-- BEGIN Exercise input --

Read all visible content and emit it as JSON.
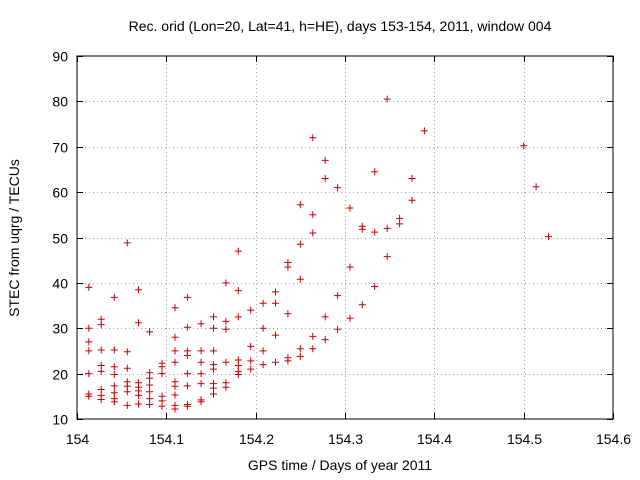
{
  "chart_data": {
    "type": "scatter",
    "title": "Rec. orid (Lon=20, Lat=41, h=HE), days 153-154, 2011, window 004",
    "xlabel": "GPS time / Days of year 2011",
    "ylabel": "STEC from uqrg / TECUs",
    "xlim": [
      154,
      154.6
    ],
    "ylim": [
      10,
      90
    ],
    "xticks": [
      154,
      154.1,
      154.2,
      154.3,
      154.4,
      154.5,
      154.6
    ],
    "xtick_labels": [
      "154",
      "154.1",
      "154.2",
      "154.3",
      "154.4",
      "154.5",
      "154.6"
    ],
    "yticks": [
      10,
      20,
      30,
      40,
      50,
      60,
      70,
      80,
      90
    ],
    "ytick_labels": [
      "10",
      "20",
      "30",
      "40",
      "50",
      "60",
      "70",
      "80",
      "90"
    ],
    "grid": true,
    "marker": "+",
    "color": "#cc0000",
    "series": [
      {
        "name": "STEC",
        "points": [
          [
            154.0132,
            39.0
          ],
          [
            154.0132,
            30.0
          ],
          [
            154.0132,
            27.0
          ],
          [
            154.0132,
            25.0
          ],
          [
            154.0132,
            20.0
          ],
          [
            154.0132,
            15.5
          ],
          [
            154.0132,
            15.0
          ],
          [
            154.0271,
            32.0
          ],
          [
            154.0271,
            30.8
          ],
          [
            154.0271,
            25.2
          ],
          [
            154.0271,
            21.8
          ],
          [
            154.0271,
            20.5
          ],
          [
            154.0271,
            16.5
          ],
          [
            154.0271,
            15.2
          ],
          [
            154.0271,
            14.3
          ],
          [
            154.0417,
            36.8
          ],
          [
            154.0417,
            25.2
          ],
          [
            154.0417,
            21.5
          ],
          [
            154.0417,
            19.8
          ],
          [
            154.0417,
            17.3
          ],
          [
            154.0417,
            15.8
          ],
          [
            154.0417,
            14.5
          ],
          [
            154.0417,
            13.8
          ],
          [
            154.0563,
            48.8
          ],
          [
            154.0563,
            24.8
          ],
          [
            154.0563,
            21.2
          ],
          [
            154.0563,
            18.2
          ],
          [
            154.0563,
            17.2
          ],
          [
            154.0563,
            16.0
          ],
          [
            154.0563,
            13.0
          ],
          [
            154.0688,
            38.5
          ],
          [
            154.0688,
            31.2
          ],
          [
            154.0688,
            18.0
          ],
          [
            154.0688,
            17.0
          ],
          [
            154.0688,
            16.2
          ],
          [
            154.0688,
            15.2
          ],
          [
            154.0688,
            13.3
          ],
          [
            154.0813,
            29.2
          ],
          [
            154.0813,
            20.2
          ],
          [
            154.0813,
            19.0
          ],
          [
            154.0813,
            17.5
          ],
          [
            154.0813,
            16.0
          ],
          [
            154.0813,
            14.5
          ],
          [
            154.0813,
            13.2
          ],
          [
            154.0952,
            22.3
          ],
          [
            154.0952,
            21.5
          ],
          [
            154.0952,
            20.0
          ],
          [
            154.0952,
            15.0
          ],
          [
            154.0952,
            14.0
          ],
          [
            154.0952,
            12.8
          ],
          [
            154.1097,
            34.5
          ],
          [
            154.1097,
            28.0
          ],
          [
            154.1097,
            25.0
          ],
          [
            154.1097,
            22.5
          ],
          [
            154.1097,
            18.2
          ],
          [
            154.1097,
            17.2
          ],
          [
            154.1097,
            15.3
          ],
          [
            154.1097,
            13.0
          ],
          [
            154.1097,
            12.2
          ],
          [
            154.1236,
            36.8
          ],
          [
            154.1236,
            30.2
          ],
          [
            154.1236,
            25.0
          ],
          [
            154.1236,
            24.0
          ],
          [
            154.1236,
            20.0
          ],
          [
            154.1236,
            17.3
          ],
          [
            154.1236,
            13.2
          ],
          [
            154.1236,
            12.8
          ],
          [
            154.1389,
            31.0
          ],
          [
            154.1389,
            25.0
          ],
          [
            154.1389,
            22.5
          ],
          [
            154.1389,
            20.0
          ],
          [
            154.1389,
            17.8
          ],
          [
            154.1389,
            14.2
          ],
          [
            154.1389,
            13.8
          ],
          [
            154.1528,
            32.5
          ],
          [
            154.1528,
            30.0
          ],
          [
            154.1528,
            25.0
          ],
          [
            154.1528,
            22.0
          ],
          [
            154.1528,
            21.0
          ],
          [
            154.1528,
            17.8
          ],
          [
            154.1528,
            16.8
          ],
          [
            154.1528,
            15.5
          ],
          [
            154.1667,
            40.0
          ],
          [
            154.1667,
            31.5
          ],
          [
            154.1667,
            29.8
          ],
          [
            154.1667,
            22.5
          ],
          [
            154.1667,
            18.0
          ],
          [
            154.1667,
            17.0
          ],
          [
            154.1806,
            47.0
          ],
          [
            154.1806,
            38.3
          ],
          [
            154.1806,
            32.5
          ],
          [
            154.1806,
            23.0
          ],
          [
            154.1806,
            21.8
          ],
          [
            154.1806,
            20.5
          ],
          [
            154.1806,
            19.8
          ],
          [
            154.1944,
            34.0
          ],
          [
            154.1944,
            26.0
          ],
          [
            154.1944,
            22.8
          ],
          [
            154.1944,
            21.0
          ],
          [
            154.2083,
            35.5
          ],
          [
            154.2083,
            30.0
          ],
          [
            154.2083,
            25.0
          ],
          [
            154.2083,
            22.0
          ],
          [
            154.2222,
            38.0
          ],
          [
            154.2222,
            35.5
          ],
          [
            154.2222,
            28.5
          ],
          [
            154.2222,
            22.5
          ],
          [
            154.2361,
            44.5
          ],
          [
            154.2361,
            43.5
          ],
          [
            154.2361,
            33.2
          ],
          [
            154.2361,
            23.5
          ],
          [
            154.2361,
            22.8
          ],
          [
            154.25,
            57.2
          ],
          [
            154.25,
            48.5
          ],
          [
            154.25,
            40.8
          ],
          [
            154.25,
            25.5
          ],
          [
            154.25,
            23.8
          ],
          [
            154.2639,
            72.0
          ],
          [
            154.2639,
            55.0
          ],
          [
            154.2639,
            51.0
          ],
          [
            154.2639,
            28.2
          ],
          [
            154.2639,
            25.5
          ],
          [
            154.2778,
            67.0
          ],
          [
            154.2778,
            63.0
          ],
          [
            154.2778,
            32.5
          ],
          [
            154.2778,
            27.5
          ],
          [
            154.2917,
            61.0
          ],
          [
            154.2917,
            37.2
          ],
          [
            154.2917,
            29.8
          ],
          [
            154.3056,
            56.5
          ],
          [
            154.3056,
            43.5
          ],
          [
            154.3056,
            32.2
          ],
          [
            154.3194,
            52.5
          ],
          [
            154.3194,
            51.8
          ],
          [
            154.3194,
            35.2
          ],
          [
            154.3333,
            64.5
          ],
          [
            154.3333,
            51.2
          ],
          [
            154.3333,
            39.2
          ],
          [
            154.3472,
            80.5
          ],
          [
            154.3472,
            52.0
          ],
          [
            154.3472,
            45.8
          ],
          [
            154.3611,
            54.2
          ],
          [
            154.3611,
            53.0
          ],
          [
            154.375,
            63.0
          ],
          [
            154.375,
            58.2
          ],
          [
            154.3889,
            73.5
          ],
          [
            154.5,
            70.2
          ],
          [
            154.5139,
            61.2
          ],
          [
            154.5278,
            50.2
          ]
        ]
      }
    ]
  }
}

-- END Exercise input --
-- BEGIN Exercise input --

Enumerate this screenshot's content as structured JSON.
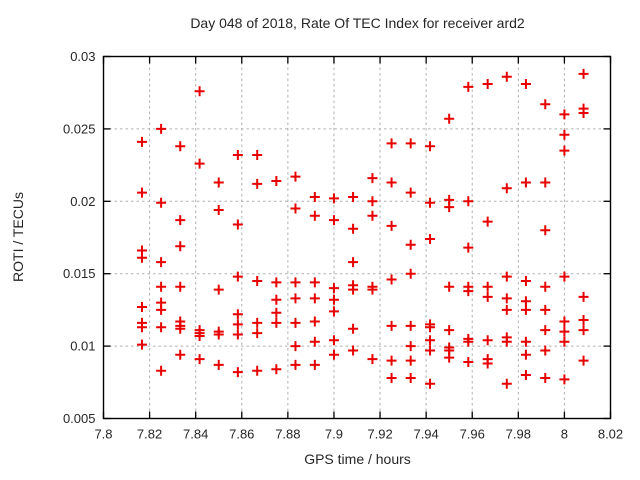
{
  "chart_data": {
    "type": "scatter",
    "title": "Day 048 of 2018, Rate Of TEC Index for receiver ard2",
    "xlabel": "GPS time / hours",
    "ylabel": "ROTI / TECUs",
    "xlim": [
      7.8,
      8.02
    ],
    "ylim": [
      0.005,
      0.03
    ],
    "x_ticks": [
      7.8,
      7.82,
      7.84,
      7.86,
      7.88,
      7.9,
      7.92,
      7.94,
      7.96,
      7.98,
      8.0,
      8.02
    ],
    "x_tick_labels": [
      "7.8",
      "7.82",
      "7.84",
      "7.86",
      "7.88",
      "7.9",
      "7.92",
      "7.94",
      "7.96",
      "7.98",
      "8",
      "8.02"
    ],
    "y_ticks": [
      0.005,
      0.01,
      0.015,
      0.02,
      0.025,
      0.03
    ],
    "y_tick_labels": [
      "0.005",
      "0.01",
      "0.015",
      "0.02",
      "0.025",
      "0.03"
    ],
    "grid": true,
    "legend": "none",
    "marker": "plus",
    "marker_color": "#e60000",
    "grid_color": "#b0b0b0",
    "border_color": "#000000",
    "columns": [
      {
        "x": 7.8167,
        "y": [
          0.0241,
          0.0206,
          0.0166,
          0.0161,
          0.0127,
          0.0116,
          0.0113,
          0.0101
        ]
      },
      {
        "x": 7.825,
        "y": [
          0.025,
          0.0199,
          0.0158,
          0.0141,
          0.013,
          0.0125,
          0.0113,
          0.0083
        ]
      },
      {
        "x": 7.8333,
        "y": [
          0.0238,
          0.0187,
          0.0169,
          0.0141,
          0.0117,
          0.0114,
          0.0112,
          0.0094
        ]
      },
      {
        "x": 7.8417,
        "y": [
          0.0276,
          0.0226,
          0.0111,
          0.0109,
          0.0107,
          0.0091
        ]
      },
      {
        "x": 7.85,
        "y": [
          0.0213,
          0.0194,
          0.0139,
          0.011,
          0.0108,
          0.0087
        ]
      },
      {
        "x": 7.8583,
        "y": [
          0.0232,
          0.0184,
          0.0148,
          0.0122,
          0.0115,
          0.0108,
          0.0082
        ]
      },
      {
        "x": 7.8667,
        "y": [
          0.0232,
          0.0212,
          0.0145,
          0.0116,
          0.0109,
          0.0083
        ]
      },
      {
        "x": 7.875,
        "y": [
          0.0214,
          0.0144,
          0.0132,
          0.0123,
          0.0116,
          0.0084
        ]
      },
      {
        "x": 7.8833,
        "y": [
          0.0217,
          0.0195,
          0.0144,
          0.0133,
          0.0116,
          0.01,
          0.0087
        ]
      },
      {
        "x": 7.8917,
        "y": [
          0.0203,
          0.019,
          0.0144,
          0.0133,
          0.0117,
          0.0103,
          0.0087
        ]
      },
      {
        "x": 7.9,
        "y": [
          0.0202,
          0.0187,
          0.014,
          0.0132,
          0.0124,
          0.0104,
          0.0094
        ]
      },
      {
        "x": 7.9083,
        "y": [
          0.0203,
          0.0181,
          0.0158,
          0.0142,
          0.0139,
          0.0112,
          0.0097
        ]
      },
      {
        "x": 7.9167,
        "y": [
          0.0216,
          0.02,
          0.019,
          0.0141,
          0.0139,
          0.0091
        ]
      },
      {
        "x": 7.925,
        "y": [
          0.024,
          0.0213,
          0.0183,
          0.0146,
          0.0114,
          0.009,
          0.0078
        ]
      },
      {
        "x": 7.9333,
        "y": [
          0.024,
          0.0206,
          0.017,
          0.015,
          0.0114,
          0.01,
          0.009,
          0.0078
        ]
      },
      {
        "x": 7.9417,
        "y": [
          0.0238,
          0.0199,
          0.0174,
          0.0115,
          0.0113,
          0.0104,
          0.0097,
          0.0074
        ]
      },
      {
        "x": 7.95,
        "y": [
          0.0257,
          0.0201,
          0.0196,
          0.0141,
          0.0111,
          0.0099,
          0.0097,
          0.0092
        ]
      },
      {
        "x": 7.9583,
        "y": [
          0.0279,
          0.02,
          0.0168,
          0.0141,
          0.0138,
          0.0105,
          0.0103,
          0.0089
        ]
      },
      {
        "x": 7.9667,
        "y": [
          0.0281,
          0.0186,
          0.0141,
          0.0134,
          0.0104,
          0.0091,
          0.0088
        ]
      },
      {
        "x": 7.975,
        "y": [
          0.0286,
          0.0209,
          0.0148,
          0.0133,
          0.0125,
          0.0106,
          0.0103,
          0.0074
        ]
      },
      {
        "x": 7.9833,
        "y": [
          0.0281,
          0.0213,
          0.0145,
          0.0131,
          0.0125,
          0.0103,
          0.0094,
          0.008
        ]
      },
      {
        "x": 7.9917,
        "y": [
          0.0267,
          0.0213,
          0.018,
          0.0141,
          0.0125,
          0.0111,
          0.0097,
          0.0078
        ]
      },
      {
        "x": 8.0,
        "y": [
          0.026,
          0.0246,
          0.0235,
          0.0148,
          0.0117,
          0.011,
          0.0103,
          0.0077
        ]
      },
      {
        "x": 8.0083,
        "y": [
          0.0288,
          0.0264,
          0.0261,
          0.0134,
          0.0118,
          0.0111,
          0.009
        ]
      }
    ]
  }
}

-- END Exercise input --

**Set exercise**. Check each line in the listing above for the string "xlabel", then report how many lines contain it, with no other text.

**Full output**. 2